(Dataset listings of figures)
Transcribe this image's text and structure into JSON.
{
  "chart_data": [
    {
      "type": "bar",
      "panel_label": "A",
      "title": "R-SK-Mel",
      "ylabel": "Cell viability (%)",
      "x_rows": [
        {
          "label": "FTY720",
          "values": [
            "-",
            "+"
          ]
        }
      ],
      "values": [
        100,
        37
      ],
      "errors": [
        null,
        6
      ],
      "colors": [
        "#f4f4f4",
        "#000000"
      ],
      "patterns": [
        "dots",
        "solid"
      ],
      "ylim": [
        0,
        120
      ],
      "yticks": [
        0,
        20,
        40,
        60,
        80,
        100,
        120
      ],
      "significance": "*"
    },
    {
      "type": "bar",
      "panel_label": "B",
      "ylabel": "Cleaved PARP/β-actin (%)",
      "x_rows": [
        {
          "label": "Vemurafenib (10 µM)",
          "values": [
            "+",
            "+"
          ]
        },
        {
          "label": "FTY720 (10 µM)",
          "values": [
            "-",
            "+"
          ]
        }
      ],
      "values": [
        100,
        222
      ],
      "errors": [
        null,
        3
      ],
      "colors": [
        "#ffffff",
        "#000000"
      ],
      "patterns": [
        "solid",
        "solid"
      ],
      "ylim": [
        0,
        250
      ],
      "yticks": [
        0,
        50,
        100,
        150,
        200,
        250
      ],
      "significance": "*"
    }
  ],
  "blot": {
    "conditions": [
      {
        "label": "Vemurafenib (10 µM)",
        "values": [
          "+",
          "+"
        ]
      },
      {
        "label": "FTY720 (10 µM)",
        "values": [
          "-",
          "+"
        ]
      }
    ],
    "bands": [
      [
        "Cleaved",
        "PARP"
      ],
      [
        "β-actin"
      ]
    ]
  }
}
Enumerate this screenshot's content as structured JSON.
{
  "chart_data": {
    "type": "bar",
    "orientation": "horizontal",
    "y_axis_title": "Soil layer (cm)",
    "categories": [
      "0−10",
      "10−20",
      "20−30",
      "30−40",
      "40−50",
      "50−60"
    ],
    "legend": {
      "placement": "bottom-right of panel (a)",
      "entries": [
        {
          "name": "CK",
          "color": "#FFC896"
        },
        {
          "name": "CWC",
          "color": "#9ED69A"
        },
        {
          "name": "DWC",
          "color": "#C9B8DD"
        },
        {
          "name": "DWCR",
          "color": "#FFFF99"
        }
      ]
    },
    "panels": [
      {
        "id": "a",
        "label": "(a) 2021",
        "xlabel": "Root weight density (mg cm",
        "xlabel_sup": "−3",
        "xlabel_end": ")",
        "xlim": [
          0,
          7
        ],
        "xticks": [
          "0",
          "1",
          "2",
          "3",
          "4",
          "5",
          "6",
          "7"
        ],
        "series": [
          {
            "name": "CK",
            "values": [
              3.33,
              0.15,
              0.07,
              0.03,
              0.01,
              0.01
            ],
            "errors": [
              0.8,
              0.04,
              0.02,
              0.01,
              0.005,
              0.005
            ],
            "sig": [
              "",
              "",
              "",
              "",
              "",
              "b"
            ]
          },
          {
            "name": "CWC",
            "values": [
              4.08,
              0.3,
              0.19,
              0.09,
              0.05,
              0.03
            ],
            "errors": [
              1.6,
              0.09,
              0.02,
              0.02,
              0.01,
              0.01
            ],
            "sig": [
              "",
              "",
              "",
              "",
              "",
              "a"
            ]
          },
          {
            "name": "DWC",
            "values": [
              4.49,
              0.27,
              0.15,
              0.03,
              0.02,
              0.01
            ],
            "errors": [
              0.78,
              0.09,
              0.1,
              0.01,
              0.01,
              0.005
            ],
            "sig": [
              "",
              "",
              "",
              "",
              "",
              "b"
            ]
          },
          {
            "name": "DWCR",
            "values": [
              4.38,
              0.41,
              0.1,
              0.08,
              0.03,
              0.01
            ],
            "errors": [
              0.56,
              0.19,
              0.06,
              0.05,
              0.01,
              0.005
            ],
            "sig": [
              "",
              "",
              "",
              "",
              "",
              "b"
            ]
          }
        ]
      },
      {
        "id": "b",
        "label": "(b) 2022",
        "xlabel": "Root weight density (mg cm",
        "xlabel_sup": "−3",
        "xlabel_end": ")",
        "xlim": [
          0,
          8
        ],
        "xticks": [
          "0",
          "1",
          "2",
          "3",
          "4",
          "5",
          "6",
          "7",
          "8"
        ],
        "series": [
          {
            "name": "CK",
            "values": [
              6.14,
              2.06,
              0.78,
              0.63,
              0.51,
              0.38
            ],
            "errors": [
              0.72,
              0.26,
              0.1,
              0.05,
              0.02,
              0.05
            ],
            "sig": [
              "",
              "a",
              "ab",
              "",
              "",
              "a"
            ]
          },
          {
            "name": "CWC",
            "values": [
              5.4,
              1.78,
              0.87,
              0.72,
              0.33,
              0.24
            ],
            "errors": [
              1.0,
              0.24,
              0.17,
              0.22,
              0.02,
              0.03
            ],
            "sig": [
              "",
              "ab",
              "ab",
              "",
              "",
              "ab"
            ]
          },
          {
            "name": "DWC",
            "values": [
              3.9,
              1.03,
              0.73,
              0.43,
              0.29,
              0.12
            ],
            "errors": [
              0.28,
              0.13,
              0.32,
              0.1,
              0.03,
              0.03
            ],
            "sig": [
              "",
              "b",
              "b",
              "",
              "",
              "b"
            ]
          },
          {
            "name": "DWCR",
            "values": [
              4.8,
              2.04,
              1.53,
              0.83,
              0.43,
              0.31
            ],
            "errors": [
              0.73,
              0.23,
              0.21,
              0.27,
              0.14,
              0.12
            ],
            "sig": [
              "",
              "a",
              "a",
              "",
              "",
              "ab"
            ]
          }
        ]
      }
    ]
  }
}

§ **Exercise brief**:
Go through the material above and count the lines that include "Vemurafenib". Give the number alone.

§ **Response**:
2